(Collection entries)
::::::::::

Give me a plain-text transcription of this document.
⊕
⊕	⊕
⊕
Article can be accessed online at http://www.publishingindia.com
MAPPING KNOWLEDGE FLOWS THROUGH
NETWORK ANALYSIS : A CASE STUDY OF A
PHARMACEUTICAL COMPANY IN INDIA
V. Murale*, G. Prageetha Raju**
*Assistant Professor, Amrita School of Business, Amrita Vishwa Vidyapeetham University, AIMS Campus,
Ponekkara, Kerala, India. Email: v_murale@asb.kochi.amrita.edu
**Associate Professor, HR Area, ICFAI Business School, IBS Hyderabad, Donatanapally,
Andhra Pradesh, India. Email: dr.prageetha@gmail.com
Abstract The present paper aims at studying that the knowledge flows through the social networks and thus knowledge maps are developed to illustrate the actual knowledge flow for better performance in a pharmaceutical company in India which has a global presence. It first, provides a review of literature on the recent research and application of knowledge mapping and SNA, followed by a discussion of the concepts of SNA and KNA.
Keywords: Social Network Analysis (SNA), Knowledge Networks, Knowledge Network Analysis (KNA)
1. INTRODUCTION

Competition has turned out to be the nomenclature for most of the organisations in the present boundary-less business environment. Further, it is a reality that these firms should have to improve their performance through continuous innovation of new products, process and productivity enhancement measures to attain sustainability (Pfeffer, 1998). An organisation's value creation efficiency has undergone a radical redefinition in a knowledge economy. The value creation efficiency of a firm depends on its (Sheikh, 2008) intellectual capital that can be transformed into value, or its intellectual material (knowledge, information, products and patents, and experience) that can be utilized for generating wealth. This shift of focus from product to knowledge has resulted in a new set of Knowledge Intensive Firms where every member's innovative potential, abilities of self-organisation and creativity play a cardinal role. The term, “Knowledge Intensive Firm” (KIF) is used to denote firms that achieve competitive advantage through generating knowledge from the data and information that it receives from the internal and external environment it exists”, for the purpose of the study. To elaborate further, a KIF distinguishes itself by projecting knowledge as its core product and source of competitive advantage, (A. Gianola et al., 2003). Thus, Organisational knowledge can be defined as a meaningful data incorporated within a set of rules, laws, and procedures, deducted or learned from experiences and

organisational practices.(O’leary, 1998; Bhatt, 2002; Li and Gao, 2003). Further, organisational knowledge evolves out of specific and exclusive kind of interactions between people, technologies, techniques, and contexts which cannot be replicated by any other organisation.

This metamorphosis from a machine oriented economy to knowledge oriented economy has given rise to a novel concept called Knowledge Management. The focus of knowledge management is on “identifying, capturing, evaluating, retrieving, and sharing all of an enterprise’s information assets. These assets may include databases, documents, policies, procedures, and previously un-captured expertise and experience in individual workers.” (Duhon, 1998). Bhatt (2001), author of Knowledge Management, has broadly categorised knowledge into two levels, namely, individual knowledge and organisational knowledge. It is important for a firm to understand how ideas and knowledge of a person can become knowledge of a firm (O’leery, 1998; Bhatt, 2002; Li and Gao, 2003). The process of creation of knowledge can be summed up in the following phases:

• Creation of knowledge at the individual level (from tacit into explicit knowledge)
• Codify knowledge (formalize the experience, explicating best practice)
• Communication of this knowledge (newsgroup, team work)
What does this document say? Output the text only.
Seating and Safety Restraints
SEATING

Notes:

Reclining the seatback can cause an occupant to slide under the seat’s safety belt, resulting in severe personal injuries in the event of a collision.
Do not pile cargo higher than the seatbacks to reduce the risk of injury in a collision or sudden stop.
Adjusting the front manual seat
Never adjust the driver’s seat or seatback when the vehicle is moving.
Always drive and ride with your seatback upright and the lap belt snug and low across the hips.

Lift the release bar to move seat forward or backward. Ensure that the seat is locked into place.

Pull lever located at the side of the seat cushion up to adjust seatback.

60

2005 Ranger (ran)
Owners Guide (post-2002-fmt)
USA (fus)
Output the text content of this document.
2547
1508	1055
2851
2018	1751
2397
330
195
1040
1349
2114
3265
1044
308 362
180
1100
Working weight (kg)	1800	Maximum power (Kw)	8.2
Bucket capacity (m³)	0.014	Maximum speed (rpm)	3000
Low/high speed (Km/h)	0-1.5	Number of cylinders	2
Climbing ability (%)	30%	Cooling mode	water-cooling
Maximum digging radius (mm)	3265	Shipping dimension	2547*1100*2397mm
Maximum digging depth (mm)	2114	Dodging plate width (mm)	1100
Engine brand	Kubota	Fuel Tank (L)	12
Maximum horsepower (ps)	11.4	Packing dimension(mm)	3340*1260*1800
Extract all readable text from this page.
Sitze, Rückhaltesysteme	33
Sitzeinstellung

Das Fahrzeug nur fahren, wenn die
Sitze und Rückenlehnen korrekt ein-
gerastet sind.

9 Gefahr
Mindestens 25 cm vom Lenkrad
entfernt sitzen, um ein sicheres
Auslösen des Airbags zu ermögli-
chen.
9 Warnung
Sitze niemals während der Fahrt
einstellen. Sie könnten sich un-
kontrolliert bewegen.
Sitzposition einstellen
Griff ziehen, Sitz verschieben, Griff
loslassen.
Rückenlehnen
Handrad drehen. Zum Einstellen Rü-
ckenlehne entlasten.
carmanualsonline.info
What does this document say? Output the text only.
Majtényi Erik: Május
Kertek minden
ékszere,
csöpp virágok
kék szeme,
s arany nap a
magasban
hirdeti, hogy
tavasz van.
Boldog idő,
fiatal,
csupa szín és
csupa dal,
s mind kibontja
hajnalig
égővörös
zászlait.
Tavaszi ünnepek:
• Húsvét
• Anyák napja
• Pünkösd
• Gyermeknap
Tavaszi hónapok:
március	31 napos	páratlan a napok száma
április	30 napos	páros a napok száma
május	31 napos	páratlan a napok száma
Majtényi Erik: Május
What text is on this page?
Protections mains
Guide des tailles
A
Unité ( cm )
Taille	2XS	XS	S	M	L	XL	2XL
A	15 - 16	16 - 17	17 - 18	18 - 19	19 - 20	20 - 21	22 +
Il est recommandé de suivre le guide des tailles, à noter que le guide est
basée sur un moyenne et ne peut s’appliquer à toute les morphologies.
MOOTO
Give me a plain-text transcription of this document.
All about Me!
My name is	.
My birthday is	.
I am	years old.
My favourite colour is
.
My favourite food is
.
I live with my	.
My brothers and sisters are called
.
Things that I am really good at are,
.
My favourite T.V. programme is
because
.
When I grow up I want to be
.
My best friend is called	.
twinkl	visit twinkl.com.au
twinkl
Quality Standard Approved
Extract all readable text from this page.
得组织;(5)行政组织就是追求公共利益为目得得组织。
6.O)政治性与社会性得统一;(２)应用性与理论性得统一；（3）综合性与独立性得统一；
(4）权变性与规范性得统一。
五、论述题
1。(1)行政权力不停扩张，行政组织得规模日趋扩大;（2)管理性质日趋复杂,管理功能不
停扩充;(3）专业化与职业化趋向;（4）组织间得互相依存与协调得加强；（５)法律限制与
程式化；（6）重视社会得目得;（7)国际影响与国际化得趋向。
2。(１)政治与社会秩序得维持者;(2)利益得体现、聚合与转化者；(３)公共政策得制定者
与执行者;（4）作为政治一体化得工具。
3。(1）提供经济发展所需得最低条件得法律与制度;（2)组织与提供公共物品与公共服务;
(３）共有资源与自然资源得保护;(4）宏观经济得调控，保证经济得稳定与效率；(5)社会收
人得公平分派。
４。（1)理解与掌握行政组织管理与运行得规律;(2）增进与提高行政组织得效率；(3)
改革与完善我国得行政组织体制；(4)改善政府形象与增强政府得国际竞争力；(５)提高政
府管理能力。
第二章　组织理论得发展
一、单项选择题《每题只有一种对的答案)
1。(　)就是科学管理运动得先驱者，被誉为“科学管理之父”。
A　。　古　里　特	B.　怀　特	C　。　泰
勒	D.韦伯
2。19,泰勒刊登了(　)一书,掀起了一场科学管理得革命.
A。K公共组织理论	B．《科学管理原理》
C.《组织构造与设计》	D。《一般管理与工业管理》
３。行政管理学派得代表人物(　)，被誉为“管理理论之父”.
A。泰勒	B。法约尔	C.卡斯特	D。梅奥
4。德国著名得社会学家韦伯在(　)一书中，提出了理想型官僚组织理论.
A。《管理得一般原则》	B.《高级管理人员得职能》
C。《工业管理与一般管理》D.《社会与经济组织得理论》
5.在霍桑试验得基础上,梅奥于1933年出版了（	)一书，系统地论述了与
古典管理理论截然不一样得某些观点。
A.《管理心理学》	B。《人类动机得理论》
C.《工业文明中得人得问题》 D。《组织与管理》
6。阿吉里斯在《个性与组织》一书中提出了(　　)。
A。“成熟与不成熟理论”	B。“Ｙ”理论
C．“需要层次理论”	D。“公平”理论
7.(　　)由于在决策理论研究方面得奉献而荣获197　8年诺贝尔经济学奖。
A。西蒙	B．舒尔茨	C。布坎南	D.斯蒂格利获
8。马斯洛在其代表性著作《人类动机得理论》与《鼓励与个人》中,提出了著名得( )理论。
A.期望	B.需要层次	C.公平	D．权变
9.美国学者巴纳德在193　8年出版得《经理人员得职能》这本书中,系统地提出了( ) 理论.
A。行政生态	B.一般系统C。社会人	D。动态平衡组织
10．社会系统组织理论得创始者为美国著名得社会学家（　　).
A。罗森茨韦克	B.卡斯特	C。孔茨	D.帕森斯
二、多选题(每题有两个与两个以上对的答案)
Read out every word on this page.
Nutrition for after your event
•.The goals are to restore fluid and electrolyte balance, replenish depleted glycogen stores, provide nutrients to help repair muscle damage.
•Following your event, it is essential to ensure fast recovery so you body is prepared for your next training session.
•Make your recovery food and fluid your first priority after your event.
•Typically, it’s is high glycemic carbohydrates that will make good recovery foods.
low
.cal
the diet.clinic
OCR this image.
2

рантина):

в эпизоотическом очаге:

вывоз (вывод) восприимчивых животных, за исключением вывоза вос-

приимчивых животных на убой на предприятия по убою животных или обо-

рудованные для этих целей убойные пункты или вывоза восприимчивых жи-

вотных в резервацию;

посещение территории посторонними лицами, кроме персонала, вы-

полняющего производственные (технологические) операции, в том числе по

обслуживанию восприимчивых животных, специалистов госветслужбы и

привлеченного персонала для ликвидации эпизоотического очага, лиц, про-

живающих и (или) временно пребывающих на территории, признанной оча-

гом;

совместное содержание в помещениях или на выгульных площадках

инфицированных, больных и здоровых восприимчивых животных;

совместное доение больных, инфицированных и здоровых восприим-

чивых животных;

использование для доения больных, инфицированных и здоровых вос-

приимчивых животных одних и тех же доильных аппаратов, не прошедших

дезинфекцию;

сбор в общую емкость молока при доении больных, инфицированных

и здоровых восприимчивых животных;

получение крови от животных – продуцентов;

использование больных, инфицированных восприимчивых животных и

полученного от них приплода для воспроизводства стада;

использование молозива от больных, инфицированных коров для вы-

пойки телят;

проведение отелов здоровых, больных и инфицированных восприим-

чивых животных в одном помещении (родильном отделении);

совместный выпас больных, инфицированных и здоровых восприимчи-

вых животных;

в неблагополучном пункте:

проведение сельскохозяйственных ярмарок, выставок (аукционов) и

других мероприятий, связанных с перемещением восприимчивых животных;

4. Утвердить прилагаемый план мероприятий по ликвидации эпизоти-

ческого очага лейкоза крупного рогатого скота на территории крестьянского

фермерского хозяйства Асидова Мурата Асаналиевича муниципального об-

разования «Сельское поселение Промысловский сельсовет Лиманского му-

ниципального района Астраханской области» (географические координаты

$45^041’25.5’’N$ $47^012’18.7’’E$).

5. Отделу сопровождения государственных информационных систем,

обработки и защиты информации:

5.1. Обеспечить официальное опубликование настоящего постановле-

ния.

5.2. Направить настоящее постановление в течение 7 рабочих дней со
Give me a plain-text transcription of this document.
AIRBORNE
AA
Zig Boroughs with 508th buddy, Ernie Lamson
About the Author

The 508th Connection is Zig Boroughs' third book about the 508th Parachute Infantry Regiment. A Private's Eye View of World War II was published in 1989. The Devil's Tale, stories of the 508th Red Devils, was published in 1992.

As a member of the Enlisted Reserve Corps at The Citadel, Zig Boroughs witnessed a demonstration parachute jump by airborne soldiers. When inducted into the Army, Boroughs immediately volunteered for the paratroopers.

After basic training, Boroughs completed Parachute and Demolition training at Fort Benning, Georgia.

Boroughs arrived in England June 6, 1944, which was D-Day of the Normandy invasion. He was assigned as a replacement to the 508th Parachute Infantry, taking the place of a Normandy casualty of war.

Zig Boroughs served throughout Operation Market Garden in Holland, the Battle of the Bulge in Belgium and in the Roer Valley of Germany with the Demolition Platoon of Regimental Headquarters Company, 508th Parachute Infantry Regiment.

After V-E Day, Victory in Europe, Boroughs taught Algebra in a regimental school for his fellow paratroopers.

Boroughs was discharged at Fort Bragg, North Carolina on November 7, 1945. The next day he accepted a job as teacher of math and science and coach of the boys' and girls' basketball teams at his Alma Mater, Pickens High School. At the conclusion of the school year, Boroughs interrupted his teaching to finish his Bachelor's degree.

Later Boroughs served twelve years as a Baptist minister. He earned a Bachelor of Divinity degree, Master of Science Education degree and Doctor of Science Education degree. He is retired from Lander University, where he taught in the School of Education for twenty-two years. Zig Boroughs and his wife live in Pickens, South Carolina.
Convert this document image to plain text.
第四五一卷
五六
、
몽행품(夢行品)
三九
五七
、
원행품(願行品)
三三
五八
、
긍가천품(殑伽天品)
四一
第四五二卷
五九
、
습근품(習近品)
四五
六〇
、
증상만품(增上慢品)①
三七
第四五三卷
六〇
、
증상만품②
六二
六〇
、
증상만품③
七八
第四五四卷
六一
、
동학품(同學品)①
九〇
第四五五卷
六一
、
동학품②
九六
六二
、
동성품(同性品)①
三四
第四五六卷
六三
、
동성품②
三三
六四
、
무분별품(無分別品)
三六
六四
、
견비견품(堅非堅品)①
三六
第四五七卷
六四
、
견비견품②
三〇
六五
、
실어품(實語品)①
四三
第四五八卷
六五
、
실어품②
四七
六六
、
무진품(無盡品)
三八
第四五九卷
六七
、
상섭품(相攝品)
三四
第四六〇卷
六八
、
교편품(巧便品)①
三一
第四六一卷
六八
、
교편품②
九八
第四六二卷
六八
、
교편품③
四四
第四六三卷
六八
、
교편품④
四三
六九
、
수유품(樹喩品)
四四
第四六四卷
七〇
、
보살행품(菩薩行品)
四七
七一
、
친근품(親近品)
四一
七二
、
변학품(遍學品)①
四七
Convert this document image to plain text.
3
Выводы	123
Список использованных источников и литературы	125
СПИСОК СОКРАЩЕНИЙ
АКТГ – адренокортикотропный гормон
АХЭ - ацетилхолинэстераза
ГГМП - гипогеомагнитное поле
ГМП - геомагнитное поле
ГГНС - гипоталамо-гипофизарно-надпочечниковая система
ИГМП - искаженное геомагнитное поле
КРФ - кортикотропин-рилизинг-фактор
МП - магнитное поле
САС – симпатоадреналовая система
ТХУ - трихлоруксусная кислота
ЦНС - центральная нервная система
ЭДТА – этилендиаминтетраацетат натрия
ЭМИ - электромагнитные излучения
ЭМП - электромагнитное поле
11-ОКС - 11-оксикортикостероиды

::::::::::

What you are asked to do — Select every line of the records holding the string "páratlan".

Exercise solution —
március	31 napos	páratlan a napok száma
május	31 napos	páratlan a napok száma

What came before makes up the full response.